((
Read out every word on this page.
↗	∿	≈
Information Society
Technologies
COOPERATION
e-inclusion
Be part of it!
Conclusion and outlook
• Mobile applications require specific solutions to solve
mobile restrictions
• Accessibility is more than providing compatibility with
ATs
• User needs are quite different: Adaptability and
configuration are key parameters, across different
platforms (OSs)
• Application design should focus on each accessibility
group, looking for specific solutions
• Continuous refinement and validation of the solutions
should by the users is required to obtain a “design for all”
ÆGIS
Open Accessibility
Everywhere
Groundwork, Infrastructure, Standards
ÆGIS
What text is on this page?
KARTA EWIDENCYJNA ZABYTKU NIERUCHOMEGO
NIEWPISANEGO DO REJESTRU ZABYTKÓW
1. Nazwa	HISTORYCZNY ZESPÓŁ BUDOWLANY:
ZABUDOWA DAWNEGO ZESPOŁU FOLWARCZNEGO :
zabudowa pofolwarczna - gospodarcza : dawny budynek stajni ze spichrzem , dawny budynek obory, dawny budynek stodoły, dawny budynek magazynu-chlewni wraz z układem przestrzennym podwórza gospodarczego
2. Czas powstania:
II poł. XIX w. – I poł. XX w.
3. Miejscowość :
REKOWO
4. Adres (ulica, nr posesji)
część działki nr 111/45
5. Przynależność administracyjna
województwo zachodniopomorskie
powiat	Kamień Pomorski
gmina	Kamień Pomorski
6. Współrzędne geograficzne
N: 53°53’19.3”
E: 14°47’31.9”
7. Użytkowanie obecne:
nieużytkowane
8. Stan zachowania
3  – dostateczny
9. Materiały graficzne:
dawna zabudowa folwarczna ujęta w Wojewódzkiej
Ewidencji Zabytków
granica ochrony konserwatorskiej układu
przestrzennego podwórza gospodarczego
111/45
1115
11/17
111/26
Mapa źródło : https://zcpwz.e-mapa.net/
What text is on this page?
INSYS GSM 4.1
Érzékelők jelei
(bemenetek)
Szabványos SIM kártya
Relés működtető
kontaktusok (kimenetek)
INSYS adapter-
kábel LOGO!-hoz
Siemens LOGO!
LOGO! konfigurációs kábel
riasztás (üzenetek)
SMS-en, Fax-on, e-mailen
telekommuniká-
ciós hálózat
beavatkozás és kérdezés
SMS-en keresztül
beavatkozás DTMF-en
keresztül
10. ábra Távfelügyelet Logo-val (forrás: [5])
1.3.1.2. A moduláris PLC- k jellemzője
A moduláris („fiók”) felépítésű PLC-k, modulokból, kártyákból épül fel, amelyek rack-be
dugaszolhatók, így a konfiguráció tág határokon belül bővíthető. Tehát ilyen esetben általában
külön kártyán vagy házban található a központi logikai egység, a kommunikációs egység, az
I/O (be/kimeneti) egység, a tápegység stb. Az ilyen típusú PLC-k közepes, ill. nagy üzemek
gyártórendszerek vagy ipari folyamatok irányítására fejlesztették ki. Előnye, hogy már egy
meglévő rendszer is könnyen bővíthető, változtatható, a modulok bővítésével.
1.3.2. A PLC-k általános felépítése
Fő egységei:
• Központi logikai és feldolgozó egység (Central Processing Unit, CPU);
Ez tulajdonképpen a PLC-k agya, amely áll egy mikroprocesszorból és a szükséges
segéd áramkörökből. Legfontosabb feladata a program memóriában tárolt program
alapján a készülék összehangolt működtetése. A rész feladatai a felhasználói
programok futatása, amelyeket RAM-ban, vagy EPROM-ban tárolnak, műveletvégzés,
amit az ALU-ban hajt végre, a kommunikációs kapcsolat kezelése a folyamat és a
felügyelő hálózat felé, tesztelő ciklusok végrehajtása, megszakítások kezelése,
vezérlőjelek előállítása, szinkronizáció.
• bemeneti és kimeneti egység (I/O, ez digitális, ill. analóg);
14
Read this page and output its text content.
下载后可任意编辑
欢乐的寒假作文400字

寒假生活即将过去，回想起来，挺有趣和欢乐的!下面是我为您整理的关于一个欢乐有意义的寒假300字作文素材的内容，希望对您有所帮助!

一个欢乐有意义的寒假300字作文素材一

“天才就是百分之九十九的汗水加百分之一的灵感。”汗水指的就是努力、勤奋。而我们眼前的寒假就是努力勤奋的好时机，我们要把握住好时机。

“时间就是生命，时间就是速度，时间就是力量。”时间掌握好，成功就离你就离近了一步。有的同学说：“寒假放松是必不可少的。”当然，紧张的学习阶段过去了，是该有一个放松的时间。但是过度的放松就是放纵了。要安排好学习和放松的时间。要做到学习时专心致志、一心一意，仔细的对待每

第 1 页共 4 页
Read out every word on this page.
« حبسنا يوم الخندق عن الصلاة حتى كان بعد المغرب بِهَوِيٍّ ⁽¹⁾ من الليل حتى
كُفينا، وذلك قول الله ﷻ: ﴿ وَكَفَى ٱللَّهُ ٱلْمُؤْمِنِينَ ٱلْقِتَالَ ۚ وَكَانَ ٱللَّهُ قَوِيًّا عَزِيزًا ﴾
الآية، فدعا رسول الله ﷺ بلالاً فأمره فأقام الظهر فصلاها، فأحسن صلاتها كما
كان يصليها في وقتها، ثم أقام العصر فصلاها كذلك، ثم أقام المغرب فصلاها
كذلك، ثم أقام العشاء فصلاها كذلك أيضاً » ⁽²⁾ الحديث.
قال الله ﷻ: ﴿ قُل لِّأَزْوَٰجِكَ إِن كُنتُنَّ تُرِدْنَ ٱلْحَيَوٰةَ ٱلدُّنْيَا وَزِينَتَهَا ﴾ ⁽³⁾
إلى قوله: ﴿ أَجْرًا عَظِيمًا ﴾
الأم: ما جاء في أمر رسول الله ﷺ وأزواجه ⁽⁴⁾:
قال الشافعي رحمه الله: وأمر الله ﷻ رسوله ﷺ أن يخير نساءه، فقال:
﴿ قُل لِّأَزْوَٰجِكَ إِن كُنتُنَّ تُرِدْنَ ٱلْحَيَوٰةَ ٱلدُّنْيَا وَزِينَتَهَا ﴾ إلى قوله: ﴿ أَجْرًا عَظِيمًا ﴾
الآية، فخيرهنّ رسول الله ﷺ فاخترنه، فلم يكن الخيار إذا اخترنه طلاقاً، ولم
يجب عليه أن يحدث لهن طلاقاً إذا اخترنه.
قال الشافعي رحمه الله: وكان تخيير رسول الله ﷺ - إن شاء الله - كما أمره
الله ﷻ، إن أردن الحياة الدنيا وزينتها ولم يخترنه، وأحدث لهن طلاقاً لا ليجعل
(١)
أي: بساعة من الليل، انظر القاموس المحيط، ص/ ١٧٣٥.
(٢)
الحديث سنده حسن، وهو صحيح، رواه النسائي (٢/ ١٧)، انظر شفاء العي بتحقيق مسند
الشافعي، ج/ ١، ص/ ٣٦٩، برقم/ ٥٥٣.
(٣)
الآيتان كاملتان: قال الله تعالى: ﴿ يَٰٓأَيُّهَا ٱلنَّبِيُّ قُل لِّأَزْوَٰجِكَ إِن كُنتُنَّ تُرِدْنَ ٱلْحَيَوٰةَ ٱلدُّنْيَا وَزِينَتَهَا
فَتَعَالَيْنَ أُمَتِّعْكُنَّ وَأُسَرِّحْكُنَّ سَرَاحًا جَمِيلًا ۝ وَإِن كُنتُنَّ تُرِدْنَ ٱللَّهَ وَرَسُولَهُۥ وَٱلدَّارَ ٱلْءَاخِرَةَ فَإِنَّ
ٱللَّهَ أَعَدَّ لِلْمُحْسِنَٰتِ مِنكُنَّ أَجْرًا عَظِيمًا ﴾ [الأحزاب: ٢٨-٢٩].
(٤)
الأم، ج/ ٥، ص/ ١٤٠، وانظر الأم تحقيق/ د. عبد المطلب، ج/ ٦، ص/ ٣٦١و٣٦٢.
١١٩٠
))
*Exercise*
Extract the full listing above without alteration.

*Answer for the task*
Read out every word on this page.
↗	∿	≈
Information Society
Technologies
COOPERATION
e-inclusion
Be part of it!
Conclusion and outlook
• Mobile applications require specific solutions to solve
mobile restrictions
• Accessibility is more than providing compatibility with
ATs
• User needs are quite different: Adaptability and
configuration are key parameters, across different
platforms (OSs)
• Application design should focus on each accessibility
group, looking for specific solutions
• Continuous refinement and validation of the solutions
should by the users is required to obtain a “design for all”
ÆGIS
Open Accessibility
Everywhere
Groundwork, Infrastructure, Standards
ÆGIS
What text is on this page?
KARTA EWIDENCYJNA ZABYTKU NIERUCHOMEGO
NIEWPISANEGO DO REJESTRU ZABYTKÓW
1. Nazwa	HISTORYCZNY ZESPÓŁ BUDOWLANY:
ZABUDOWA DAWNEGO ZESPOŁU FOLWARCZNEGO :
zabudowa pofolwarczna - gospodarcza : dawny budynek stajni ze spichrzem , dawny budynek obory, dawny budynek stodoły, dawny budynek magazynu-chlewni wraz z układem przestrzennym podwórza gospodarczego
2. Czas powstania:
II poł. XIX w. – I poł. XX w.
3. Miejscowość :
REKOWO
4. Adres (ulica, nr posesji)
część działki nr 111/45
5. Przynależność administracyjna
województwo zachodniopomorskie
powiat	Kamień Pomorski
gmina	Kamień Pomorski
6. Współrzędne geograficzne
N: 53°53’19.3”
E: 14°47’31.9”
7. Użytkowanie obecne:
nieużytkowane
8. Stan zachowania
3  – dostateczny
9. Materiały graficzne:
dawna zabudowa folwarczna ujęta w Wojewódzkiej
Ewidencji Zabytków
granica ochrony konserwatorskiej układu
przestrzennego podwórza gospodarczego
111/45
1115
11/17
111/26
Mapa źródło : https://zcpwz.e-mapa.net/
What text is on this page?
INSYS GSM 4.1
Érzékelők jelei
(bemenetek)
Szabványos SIM kártya
Relés működtető
kontaktusok (kimenetek)
INSYS adapter-
kábel LOGO!-hoz
Siemens LOGO!
LOGO! konfigurációs kábel
riasztás (üzenetek)
SMS-en, Fax-on, e-mailen
telekommuniká-
ciós hálózat
beavatkozás és kérdezés
SMS-en keresztül
beavatkozás DTMF-en
keresztül
10. ábra Távfelügyelet Logo-val (forrás: [5])
1.3.1.2. A moduláris PLC- k jellemzője
A moduláris („fiók”) felépítésű PLC-k, modulokból, kártyákból épül fel, amelyek rack-be
dugaszolhatók, így a konfiguráció tág határokon belül bővíthető. Tehát ilyen esetben általában
külön kártyán vagy házban található a központi logikai egység, a kommunikációs egység, az
I/O (be/kimeneti) egység, a tápegység stb. Az ilyen típusú PLC-k közepes, ill. nagy üzemek
gyártórendszerek vagy ipari folyamatok irányítására fejlesztették ki. Előnye, hogy már egy
meglévő rendszer is könnyen bővíthető, változtatható, a modulok bővítésével.
1.3.2. A PLC-k általános felépítése
Fő egységei:
• Központi logikai és feldolgozó egység (Central Processing Unit, CPU);
Ez tulajdonképpen a PLC-k agya, amely áll egy mikroprocesszorból és a szükséges
segéd áramkörökből. Legfontosabb feladata a program memóriában tárolt program
alapján a készülék összehangolt működtetése. A rész feladatai a felhasználói
programok futatása, amelyeket RAM-ban, vagy EPROM-ban tárolnak, műveletvégzés,
amit az ALU-ban hajt végre, a kommunikációs kapcsolat kezelése a folyamat és a
felügyelő hálózat felé, tesztelő ciklusok végrehajtása, megszakítások kezelése,
vezérlőjelek előállítása, szinkronizáció.
• bemeneti és kimeneti egység (I/O, ez digitális, ill. analóg);
14
Read this page and output its text content.
下载后可任意编辑
欢乐的寒假作文400字

寒假生活即将过去，回想起来，挺有趣和欢乐的!下面是我为您整理的关于一个欢乐有意义的寒假300字作文素材的内容，希望对您有所帮助!

一个欢乐有意义的寒假300字作文素材一

“天才就是百分之九十九的汗水加百分之一的灵感。”汗水指的就是努力、勤奋。而我们眼前的寒假就是努力勤奋的好时机，我们要把握住好时机。

“时间就是生命，时间就是速度，时间就是力量。”时间掌握好，成功就离你就离近了一步。有的同学说：“寒假放松是必不可少的。”当然，紧张的学习阶段过去了，是该有一个放松的时间。但是过度的放松就是放纵了。要安排好学习和放松的时间。要做到学习时专心致志、一心一意，仔细的对待每

第 1 页共 4 页
Read out every word on this page.
« حبسنا يوم الخندق عن الصلاة حتى كان بعد المغرب بِهَوِيٍّ ⁽¹⁾ من الليل حتى
كُفينا، وذلك قول الله ﷻ: ﴿ وَكَفَى ٱللَّهُ ٱلْمُؤْمِنِينَ ٱلْقِتَالَ ۚ وَكَانَ ٱللَّهُ قَوِيًّا عَزِيزًا ﴾
الآية، فدعا رسول الله ﷺ بلالاً فأمره فأقام الظهر فصلاها، فأحسن صلاتها كما
كان يصليها في وقتها، ثم أقام العصر فصلاها كذلك، ثم أقام المغرب فصلاها
كذلك، ثم أقام العشاء فصلاها كذلك أيضاً » ⁽²⁾ الحديث.
قال الله ﷻ: ﴿ قُل لِّأَزْوَٰجِكَ إِن كُنتُنَّ تُرِدْنَ ٱلْحَيَوٰةَ ٱلدُّنْيَا وَزِينَتَهَا ﴾ ⁽³⁾
إلى قوله: ﴿ أَجْرًا عَظِيمًا ﴾
الأم: ما جاء في أمر رسول الله ﷺ وأزواجه ⁽⁴⁾:
قال الشافعي رحمه الله: وأمر الله ﷻ رسوله ﷺ أن يخير نساءه، فقال:
﴿ قُل لِّأَزْوَٰجِكَ إِن كُنتُنَّ تُرِدْنَ ٱلْحَيَوٰةَ ٱلدُّنْيَا وَزِينَتَهَا ﴾ إلى قوله: ﴿ أَجْرًا عَظِيمًا ﴾
الآية، فخيرهنّ رسول الله ﷺ فاخترنه، فلم يكن الخيار إذا اخترنه طلاقاً، ولم
يجب عليه أن يحدث لهن طلاقاً إذا اخترنه.
قال الشافعي رحمه الله: وكان تخيير رسول الله ﷺ - إن شاء الله - كما أمره
الله ﷻ، إن أردن الحياة الدنيا وزينتها ولم يخترنه، وأحدث لهن طلاقاً لا ليجعل
(١)
أي: بساعة من الليل، انظر القاموس المحيط، ص/ ١٧٣٥.
(٢)
الحديث سنده حسن، وهو صحيح، رواه النسائي (٢/ ١٧)، انظر شفاء العي بتحقيق مسند
الشافعي، ج/ ١، ص/ ٣٦٩، برقم/ ٥٥٣.
(٣)
الآيتان كاملتان: قال الله تعالى: ﴿ يَٰٓأَيُّهَا ٱلنَّبِيُّ قُل لِّأَزْوَٰجِكَ إِن كُنتُنَّ تُرِدْنَ ٱلْحَيَوٰةَ ٱلدُّنْيَا وَزِينَتَهَا
فَتَعَالَيْنَ أُمَتِّعْكُنَّ وَأُسَرِّحْكُنَّ سَرَاحًا جَمِيلًا ۝ وَإِن كُنتُنَّ تُرِدْنَ ٱللَّهَ وَرَسُولَهُۥ وَٱلدَّارَ ٱلْءَاخِرَةَ فَإِنَّ
ٱللَّهَ أَعَدَّ لِلْمُحْسِنَٰتِ مِنكُنَّ أَجْرًا عَظِيمًا ﴾ [الأحزاب: ٢٨-٢٩].
(٤)
الأم، ج/ ٥، ص/ ١٤٠، وانظر الأم تحقيق/ د. عبد المطلب، ج/ ٦، ص/ ٣٦١و٣٦٢.
١١٩٠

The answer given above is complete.